YOUR GOAL: Entries follow. Set all of them down as they stand.

:: PROVIDED INFORMATION

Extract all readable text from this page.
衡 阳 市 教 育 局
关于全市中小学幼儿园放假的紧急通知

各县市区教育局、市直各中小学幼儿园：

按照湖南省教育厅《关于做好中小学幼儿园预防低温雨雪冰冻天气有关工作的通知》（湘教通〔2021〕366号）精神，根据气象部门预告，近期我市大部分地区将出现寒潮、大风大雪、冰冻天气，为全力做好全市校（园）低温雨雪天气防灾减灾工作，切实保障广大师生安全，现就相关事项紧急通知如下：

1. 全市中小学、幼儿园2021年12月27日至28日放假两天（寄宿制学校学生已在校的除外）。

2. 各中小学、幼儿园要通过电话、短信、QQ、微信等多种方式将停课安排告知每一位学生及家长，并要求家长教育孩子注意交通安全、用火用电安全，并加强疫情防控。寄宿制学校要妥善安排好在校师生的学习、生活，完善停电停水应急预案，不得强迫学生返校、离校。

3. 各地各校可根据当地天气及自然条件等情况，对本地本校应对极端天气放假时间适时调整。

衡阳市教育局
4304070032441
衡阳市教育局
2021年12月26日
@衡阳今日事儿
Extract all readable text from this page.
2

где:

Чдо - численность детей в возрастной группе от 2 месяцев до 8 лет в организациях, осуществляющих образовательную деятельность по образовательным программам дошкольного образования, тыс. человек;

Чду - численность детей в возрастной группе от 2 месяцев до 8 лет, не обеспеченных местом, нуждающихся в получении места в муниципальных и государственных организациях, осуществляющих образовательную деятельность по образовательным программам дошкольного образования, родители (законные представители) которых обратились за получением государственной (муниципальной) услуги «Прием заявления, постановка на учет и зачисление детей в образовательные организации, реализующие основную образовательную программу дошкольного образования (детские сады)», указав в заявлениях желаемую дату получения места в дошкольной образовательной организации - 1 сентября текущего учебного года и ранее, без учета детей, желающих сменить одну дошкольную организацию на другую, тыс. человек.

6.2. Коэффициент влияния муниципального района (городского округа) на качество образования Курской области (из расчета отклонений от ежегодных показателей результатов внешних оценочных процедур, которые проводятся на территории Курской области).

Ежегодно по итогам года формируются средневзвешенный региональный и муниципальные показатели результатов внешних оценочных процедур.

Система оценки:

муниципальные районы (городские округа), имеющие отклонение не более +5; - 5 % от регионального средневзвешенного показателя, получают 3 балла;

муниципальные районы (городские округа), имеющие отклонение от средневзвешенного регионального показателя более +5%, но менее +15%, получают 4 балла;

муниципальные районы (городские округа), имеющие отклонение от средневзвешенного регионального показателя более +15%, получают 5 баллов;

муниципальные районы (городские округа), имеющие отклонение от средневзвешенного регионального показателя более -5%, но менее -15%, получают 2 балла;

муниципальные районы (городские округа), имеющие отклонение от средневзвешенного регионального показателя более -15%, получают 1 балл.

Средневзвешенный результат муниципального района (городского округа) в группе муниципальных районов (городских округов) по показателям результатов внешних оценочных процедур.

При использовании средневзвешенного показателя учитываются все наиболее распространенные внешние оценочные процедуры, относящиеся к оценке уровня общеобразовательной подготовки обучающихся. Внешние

::::

ANSWER TO THE EXERCISE:
Extract all readable text from this page.
衡 阳 市 教 育 局
关于全市中小学幼儿园放假的紧急通知

各县市区教育局、市直各中小学幼儿园：

按照湖南省教育厅《关于做好中小学幼儿园预防低温雨雪冰冻天气有关工作的通知》（湘教通〔2021〕366号）精神，根据气象部门预告，近期我市大部分地区将出现寒潮、大风大雪、冰冻天气，为全力做好全市校（园）低温雨雪天气防灾减灾工作，切实保障广大师生安全，现就相关事项紧急通知如下：

1. 全市中小学、幼儿园2021年12月27日至28日放假两天（寄宿制学校学生已在校的除外）。

2. 各中小学、幼儿园要通过电话、短信、QQ、微信等多种方式将停课安排告知每一位学生及家长，并要求家长教育孩子注意交通安全、用火用电安全，并加强疫情防控。寄宿制学校要妥善安排好在校师生的学习、生活，完善停电停水应急预案，不得强迫学生返校、离校。

3. 各地各校可根据当地天气及自然条件等情况，对本地本校应对极端天气放假时间适时调整。

衡阳市教育局
4304070032441
衡阳市教育局
2021年12月26日
@衡阳今日事儿
Extract all readable text from this page.
2

где:

Чдо - численность детей в возрастной группе от 2 месяцев до 8 лет в организациях, осуществляющих образовательную деятельность по образовательным программам дошкольного образования, тыс. человек;

Чду - численность детей в возрастной группе от 2 месяцев до 8 лет, не обеспеченных местом, нуждающихся в получении места в муниципальных и государственных организациях, осуществляющих образовательную деятельность по образовательным программам дошкольного образования, родители (законные представители) которых обратились за получением государственной (муниципальной) услуги «Прием заявления, постановка на учет и зачисление детей в образовательные организации, реализующие основную образовательную программу дошкольного образования (детские сады)», указав в заявлениях желаемую дату получения места в дошкольной образовательной организации - 1 сентября текущего учебного года и ранее, без учета детей, желающих сменить одну дошкольную организацию на другую, тыс. человек.

6.2. Коэффициент влияния муниципального района (городского округа) на качество образования Курской области (из расчета отклонений от ежегодных показателей результатов внешних оценочных процедур, которые проводятся на территории Курской области).

Ежегодно по итогам года формируются средневзвешенный региональный и муниципальные показатели результатов внешних оценочных процедур.

Система оценки:

муниципальные районы (городские округа), имеющие отклонение не более +5; - 5 % от регионального средневзвешенного показателя, получают 3 балла;

муниципальные районы (городские округа), имеющие отклонение от средневзвешенного регионального показателя более +5%, но менее +15%, получают 4 балла;

муниципальные районы (городские округа), имеющие отклонение от средневзвешенного регионального показателя более +15%, получают 5 баллов;

муниципальные районы (городские округа), имеющие отклонение от средневзвешенного регионального показателя более -5%, но менее -15%, получают 2 балла;

муниципальные районы (городские округа), имеющие отклонение от средневзвешенного регионального показателя более -15%, получают 1 балл.

Средневзвешенный результат муниципального района (городского округа) в группе муниципальных районов (городских округов) по показателям результатов внешних оценочных процедур.

При использовании средневзвешенного показателя учитываются все наиболее распространенные внешние оценочные процедуры, относящиеся к оценке уровня общеобразовательной подготовки обучающихся. Внешние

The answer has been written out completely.